*The exercise:*
Pick out the lines below with "north" and list them.

*Data:*
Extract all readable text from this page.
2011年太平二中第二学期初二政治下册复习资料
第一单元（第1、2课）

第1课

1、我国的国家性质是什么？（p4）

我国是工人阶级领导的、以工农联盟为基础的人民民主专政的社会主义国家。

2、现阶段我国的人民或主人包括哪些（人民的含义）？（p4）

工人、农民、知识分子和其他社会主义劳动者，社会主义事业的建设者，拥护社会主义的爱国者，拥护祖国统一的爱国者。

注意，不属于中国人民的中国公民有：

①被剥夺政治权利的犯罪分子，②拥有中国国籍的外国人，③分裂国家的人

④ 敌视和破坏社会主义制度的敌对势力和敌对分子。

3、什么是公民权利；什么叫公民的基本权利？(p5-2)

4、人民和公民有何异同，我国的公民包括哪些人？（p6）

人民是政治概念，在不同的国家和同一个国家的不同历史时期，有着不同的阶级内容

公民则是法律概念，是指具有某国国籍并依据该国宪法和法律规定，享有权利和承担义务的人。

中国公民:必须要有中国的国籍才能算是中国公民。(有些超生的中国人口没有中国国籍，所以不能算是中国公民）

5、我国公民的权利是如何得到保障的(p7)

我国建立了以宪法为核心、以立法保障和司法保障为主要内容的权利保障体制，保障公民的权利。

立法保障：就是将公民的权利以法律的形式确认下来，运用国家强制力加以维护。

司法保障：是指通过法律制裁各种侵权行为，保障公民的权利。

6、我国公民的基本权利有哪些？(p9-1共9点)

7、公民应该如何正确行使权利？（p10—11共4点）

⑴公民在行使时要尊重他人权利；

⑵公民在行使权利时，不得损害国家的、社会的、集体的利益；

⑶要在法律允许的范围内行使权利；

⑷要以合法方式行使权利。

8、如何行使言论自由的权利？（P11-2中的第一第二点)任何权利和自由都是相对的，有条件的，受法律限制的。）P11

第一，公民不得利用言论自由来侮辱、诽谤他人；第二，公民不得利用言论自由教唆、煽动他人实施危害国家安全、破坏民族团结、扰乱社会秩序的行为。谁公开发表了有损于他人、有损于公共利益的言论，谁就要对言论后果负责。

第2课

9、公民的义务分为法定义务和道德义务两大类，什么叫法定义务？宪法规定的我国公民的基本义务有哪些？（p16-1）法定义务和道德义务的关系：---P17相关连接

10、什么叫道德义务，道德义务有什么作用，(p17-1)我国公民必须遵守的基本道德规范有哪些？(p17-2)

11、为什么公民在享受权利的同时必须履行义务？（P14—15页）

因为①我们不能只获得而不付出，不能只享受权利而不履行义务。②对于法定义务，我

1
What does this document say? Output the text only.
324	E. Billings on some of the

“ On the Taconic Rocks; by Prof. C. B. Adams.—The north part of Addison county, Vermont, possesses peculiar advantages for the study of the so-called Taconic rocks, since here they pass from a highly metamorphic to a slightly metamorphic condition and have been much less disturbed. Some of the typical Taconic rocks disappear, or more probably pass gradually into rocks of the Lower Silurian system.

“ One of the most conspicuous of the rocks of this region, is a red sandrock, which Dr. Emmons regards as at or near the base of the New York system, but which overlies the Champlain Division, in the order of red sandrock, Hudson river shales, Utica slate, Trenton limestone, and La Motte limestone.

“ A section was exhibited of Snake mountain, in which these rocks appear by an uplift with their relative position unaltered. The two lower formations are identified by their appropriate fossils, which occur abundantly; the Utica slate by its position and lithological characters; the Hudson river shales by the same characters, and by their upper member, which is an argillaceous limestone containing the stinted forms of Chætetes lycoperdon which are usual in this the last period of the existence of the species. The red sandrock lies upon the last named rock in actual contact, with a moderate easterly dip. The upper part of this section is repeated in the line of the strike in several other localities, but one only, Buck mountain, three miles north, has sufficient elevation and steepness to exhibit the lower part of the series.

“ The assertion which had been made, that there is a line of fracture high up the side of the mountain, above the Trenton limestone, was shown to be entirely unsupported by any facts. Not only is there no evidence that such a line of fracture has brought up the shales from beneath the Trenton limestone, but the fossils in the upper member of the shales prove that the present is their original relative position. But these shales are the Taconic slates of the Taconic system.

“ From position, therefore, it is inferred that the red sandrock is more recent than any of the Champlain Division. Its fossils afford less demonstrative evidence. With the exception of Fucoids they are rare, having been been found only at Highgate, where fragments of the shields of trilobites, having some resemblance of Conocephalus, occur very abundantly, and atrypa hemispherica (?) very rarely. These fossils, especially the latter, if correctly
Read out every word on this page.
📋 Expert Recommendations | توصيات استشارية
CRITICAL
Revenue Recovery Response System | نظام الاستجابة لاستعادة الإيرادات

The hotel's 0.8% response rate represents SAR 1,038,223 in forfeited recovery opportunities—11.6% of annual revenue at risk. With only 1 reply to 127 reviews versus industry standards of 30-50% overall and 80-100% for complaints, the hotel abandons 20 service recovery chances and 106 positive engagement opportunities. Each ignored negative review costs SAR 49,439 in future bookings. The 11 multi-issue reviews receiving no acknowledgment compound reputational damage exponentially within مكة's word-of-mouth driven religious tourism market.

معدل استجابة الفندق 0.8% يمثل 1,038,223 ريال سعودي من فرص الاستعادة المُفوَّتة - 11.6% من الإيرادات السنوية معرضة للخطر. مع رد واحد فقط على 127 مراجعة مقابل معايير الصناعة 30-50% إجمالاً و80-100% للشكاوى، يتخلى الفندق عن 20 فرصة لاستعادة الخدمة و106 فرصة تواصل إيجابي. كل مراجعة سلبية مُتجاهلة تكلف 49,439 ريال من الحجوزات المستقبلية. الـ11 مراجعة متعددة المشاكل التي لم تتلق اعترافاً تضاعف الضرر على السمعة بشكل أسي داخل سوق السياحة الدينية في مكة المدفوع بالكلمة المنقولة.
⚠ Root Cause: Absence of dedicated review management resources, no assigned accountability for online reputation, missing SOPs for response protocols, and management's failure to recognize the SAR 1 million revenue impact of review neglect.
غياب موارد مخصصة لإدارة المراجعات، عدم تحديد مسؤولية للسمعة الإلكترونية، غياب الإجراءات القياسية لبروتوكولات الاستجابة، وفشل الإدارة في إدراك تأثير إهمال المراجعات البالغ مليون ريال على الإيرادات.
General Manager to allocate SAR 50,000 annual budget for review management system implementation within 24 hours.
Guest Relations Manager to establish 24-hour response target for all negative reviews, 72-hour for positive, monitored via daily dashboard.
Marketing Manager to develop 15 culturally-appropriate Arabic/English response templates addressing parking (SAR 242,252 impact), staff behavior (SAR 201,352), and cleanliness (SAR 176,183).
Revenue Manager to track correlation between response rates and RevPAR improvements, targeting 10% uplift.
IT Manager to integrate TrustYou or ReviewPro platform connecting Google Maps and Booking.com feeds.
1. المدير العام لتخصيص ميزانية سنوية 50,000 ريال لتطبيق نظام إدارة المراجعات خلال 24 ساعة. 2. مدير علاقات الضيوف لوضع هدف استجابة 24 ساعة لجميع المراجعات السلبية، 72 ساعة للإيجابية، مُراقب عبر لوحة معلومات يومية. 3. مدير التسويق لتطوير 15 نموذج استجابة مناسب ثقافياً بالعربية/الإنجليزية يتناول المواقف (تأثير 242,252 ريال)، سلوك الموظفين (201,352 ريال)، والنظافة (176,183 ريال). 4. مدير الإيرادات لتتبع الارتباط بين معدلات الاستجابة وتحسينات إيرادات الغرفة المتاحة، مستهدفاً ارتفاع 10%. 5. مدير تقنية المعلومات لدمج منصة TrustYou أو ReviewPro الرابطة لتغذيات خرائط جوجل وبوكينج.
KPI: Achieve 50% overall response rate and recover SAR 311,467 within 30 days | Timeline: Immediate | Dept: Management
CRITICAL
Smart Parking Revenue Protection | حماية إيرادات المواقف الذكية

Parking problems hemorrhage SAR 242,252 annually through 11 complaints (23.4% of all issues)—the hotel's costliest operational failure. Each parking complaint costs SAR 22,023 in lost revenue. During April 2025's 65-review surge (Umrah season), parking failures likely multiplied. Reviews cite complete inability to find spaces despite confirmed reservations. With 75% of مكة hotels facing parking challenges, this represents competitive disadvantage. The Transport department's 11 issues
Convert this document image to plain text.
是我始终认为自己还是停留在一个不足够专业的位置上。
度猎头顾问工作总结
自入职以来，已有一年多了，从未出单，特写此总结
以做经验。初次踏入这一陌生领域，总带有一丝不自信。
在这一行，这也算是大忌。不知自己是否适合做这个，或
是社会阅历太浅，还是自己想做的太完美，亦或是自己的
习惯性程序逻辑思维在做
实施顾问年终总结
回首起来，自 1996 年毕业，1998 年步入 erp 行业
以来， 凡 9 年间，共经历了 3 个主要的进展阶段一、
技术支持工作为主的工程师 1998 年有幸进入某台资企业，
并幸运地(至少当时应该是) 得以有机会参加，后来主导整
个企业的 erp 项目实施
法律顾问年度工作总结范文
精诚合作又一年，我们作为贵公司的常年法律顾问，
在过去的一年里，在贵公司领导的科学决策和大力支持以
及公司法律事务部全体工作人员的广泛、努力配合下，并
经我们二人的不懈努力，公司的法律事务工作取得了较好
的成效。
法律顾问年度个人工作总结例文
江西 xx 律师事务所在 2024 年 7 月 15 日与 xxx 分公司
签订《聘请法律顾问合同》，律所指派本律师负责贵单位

*Task response:*
“ On the Taconic Rocks; by Prof. C. B. Adams.—The north part of Addison county, Vermont, possesses peculiar advantages for the study of the so-called Taconic rocks, since here they pass from a highly metamorphic to a slightly metamorphic condition and have been much less disturbed. Some of the typical Taconic rocks disappear, or more probably pass gradually into rocks of the Lower Silurian system.
“ A section was exhibited of Snake mountain, in which these rocks appear by an uplift with their relative position unaltered. The two lower formations are identified by their appropriate fossils, which occur abundantly; the Utica slate by its position and lithological characters; the Hudson river shales by the same characters, and by their upper member, which is an argillaceous limestone containing the stinted forms of Chætetes lycoperdon which are usual in this the last period of the existence of the species. The red sandrock lies upon the last named rock in actual contact, with a moderate easterly dip. The upper part of this section is repeated in the line of the strike in several other localities, but one only, Buck mountain, three miles north, has sufficient elevation and steepness to exhibit the lower part of the series.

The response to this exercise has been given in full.